:: Passage given ::
##############################

# Car insurance - "Enrichment test"



## gtechpete (Aug 16, 2010)

I sorted out a quote online via Confused.com and was very pleased with the price.

Some chap called me back from the insurer the next day to say they couldn't offer me the price quoted online because I had failed an, "enrichment test". He was unable to specify what the reason for failing was and quoted other prices (all being at least a few extra hundred each). :wall:

Has anyone got any further understanding of what this test entails?

Cheers,

Pete


----------



## DLGWRX02 (Apr 6, 2010)

Had a quick google and the only thing that sounds anything near that I can make out is the fact that selling you the policy at that original price would of meant a loss for the company.

Or possibly " enrichment" is when something is made more valuable. So perhaps you over evaluated your car and they didn't like it.. 

What ever it is, i would love to know this, so if yo do find out keeps us updated.lol


----------



## Shiny (Apr 23, 2007)

Data Enrichment Checks on motor insurance relates to additional checks from publicly available data, such as credit checks.


----------



## Rayaan (Jun 1, 2014)

It'd explain it if you were paying by direct debit - also if theyve got records saying youve had an accident and you havent listed it, it sometimes does that


----------



## Shiny (Apr 23, 2007)

Direct Debits undergo different checks financial checks. If you fail these, they will usually still offer the policy but not on finance. 

Claims are checked on CUE (Claims Underwriting Exchange). 

Data Enrichment is normally credit rating, CCJs, electoral roll (cross referencing addresses etc), although some may incorporate the CUE checks as well from what I understand.


----------

##############################

Records of where elements appear
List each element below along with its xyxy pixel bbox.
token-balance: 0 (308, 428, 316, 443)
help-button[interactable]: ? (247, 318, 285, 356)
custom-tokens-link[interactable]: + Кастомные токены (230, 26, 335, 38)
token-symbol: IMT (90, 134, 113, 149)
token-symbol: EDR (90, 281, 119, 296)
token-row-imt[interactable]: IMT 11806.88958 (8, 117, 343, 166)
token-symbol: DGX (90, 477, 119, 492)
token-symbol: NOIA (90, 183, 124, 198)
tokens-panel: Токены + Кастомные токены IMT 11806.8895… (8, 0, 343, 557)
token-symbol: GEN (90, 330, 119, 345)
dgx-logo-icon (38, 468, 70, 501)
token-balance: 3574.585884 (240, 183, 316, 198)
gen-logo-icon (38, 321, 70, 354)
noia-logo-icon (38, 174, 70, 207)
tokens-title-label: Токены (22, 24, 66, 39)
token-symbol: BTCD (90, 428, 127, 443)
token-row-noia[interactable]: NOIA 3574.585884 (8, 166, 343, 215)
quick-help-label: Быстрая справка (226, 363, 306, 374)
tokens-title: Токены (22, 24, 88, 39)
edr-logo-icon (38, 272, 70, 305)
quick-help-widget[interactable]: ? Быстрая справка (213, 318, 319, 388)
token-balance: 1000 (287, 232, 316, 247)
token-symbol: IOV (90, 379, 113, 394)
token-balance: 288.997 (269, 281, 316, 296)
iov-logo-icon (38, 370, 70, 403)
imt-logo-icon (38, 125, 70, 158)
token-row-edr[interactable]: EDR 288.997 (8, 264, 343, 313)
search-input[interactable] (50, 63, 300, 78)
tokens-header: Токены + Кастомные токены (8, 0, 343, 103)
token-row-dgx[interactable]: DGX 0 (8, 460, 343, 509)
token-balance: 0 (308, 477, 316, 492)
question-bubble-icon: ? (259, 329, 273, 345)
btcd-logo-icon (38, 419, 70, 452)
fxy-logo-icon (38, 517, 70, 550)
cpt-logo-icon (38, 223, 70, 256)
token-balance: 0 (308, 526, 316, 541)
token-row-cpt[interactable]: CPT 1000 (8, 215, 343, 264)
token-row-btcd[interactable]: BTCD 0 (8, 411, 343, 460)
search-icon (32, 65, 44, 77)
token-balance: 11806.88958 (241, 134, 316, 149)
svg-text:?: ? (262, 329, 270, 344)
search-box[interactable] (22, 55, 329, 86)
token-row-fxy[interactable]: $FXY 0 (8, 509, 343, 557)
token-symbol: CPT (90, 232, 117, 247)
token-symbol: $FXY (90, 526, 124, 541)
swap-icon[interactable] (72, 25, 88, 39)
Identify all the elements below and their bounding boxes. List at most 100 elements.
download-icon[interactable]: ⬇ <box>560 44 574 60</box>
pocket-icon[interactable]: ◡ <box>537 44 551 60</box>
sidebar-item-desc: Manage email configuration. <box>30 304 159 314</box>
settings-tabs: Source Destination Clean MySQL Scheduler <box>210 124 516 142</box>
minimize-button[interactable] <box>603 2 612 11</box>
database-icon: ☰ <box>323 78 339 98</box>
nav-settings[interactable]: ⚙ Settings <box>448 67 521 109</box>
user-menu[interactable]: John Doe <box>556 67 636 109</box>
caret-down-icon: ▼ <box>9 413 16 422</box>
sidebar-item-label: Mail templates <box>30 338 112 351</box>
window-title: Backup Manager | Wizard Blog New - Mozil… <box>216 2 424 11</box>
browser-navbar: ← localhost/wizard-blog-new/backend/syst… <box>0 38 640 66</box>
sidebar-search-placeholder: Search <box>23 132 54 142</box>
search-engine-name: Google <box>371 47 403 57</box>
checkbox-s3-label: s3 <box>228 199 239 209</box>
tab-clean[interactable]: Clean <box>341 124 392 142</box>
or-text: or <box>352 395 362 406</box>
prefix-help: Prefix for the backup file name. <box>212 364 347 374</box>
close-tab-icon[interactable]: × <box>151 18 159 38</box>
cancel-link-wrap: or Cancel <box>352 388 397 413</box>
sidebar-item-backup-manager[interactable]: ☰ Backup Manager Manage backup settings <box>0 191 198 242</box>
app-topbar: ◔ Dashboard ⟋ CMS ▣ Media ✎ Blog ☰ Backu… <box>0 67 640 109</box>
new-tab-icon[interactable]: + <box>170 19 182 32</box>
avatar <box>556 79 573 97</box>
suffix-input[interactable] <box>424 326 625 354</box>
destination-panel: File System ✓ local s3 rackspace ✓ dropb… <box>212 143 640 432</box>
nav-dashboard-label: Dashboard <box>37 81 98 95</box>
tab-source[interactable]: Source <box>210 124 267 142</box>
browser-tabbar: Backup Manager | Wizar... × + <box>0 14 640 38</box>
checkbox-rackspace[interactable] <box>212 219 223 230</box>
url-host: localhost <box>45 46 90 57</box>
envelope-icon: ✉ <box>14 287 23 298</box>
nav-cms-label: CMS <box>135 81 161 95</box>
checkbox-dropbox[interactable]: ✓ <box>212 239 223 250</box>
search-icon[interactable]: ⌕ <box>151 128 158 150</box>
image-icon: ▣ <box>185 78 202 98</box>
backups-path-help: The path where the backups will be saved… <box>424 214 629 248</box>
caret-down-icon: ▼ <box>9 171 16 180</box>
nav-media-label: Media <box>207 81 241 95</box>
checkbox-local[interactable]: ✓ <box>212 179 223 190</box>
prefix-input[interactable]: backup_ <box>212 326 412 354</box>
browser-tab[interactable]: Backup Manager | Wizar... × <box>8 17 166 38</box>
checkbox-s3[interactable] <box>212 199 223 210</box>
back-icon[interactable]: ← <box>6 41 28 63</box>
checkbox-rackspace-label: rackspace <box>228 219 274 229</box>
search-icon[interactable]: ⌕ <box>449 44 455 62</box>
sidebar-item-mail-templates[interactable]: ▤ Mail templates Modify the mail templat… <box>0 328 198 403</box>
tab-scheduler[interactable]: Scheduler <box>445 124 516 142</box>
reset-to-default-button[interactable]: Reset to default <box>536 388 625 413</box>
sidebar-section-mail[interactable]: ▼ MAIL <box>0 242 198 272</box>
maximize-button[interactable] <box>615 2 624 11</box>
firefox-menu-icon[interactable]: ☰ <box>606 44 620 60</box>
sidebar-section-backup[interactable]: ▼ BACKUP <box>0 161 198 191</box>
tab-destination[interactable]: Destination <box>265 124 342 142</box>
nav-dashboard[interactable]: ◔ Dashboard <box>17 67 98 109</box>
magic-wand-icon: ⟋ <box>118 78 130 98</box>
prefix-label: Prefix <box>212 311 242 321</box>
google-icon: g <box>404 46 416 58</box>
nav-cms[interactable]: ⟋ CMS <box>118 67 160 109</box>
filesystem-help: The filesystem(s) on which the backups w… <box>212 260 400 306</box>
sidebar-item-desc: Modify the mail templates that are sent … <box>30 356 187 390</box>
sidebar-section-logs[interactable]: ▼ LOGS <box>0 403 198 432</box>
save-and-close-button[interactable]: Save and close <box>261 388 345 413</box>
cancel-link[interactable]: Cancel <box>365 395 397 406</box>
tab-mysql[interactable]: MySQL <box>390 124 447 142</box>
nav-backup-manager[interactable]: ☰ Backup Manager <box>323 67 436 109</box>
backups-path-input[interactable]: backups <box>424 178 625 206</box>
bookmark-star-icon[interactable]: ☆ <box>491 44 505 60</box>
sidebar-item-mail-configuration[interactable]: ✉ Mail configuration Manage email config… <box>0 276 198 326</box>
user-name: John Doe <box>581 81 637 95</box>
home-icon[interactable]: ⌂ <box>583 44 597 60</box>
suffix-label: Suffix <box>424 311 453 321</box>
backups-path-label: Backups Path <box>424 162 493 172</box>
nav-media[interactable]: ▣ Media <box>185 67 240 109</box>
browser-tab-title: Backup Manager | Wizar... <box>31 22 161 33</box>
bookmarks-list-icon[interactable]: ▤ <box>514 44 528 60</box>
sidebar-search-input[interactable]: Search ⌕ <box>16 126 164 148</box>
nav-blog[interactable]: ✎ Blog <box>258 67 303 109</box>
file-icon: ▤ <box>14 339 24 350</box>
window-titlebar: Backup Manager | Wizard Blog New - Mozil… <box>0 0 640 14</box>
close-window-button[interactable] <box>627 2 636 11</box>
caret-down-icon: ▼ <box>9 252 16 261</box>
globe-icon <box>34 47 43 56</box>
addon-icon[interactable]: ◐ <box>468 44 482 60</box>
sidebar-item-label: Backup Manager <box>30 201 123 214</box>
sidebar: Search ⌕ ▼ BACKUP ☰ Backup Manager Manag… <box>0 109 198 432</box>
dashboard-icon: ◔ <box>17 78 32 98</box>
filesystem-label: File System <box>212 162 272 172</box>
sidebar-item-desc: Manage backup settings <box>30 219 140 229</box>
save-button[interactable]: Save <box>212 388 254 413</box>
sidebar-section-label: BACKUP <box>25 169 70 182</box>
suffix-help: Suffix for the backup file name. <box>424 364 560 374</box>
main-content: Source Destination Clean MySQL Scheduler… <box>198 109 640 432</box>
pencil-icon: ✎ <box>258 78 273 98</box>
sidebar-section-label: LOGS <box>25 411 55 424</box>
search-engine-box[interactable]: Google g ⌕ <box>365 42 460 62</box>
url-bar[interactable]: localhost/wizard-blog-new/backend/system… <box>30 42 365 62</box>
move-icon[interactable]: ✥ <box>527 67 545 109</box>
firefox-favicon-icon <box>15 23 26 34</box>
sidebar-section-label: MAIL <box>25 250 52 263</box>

##############################

:: Direction 1 ::
Answer these about the car insurance thread:
(a) Which website did Pete use to get his online quote?
(b) What does CUE stand for?
(c) According to Shiny, what will insurers usually do if someone fails the direct debit checks?
:: Direction 2 ::
In the car insurance thread, why does DLGWRX02 suggest that Pete may have over-evaluated his car?

:: Correct output 1 ::
(a) Confused.com
(b) Claims Underwriting Exchange
(c) They will usually still offer the policy, but not on finance.

:: Correct output 2 ::
DLGWRX02 notes that "enrichment" can mean something being made more valuable. From that meaning, the poster guesses that Pete may have over-evaluated his car and that the insurer didn't like it.